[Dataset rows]
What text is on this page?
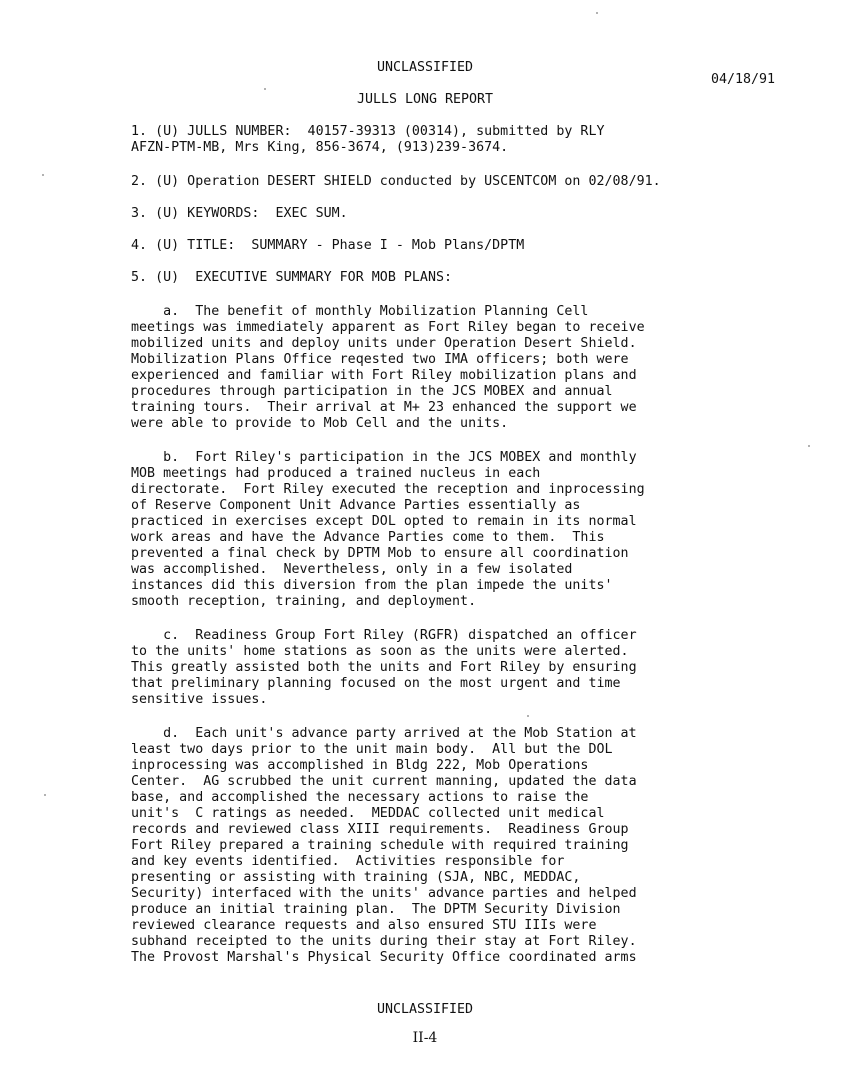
UNCLASSIFIED
04/18/91
JULLS LONG REPORT
1. (U) JULLS NUMBER:  40157-39313 (00314), submitted by RLY
AFZN-PTM-MB, Mrs King, 856-3674, (913)239-3674.
2. (U) Operation DESERT SHIELD conducted by USCENTCOM on 02/08/91.
3. (U) KEYWORDS:  EXEC SUM.
4. (U) TITLE:  SUMMARY - Phase I - Mob Plans/DPTM
5. (U)  EXECUTIVE SUMMARY FOR MOB PLANS:
a.  The benefit of monthly Mobilization Planning Cell
meetings was immediately apparent as Fort Riley began to receive
mobilized units and deploy units under Operation Desert Shield.
Mobilization Plans Office reqested two IMA officers; both were
experienced and familiar with Fort Riley mobilization plans and
procedures through participation in the JCS MOBEX and annual
training tours.  Their arrival at M+ 23 enhanced the support we
were able to provide to Mob Cell and the units.
b.  Fort Riley's participation in the JCS MOBEX and monthly
MOB meetings had produced a trained nucleus in each
directorate.  Fort Riley executed the reception and inprocessing
of Reserve Component Unit Advance Parties essentially as
practiced in exercises except DOL opted to remain in its normal
work areas and have the Advance Parties come to them.  This
prevented a final check by DPTM Mob to ensure all coordination
was accomplished.  Nevertheless, only in a few isolated
instances did this diversion from the plan impede the units'
smooth reception, training, and deployment.
c.  Readiness Group Fort Riley (RGFR) dispatched an officer
to the units' home stations as soon as the units were alerted.
This greatly assisted both the units and Fort Riley by ensuring
that preliminary planning focused on the most urgent and time
sensitive issues.
d.  Each unit's advance party arrived at the Mob Station at
least two days prior to the unit main body.  All but the DOL
inprocessing was accomplished in Bldg 222, Mob Operations
Center.  AG scrubbed the unit current manning, updated the data
base, and accomplished the necessary actions to raise the
unit's  C ratings as needed.  MEDDAC collected unit medical
records and reviewed class XIII requirements.  Readiness Group
Fort Riley prepared a training schedule with required training
and key events identified.  Activities responsible for
presenting or assisting with training (SJA, NBC, MEDDAC,
Security) interfaced with the units' advance parties and helped
produce an initial training plan.  The DPTM Security Division
reviewed clearance requests and also ensured STU IIIs were
subhand receipted to the units during their stay at Fort Riley.
The Provost Marshal's Physical Security Office coordinated arms
UNCLASSIFIED
II-4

Set exercise -
Leaving out the pictures, repeat the data above exactly.

Written solution -
What text is on this page?
UNCLASSIFIED
04/18/91
JULLS LONG REPORT
1. (U) JULLS NUMBER:  40157-39313 (00314), submitted by RLY
AFZN-PTM-MB, Mrs King, 856-3674, (913)239-3674.
2. (U) Operation DESERT SHIELD conducted by USCENTCOM on 02/08/91.
3. (U) KEYWORDS:  EXEC SUM.
4. (U) TITLE:  SUMMARY - Phase I - Mob Plans/DPTM
5. (U)  EXECUTIVE SUMMARY FOR MOB PLANS:
a.  The benefit of monthly Mobilization Planning Cell
meetings was immediately apparent as Fort Riley began to receive
mobilized units and deploy units under Operation Desert Shield.
Mobilization Plans Office reqested two IMA officers; both were
experienced and familiar with Fort Riley mobilization plans and
procedures through participation in the JCS MOBEX and annual
training tours.  Their arrival at M+ 23 enhanced the support we
were able to provide to Mob Cell and the units.
b.  Fort Riley's participation in the JCS MOBEX and monthly
MOB meetings had produced a trained nucleus in each
directorate.  Fort Riley executed the reception and inprocessing
of Reserve Component Unit Advance Parties essentially as
practiced in exercises except DOL opted to remain in its normal
work areas and have the Advance Parties come to them.  This
prevented a final check by DPTM Mob to ensure all coordination
was accomplished.  Nevertheless, only in a few isolated
instances did this diversion from the plan impede the units'
smooth reception, training, and deployment.
c.  Readiness Group Fort Riley (RGFR) dispatched an officer
to the units' home stations as soon as the units were alerted.
This greatly assisted both the units and Fort Riley by ensuring
that preliminary planning focused on the most urgent and time
sensitive issues.
d.  Each unit's advance party arrived at the Mob Station at
least two days prior to the unit main body.  All but the DOL
inprocessing was accomplished in Bldg 222, Mob Operations
Center.  AG scrubbed the unit current manning, updated the data
base, and accomplished the necessary actions to raise the
unit's  C ratings as needed.  MEDDAC collected unit medical
records and reviewed class XIII requirements.  Readiness Group
Fort Riley prepared a training schedule with required training
and key events identified.  Activities responsible for
presenting or assisting with training (SJA, NBC, MEDDAC,
Security) interfaced with the units' advance parties and helped
produce an initial training plan.  The DPTM Security Division
reviewed clearance requests and also ensured STU IIIs were
subhand receipted to the units during their stay at Fort Riley.
The Provost Marshal's Physical Security Office coordinated arms
UNCLASSIFIED
II-4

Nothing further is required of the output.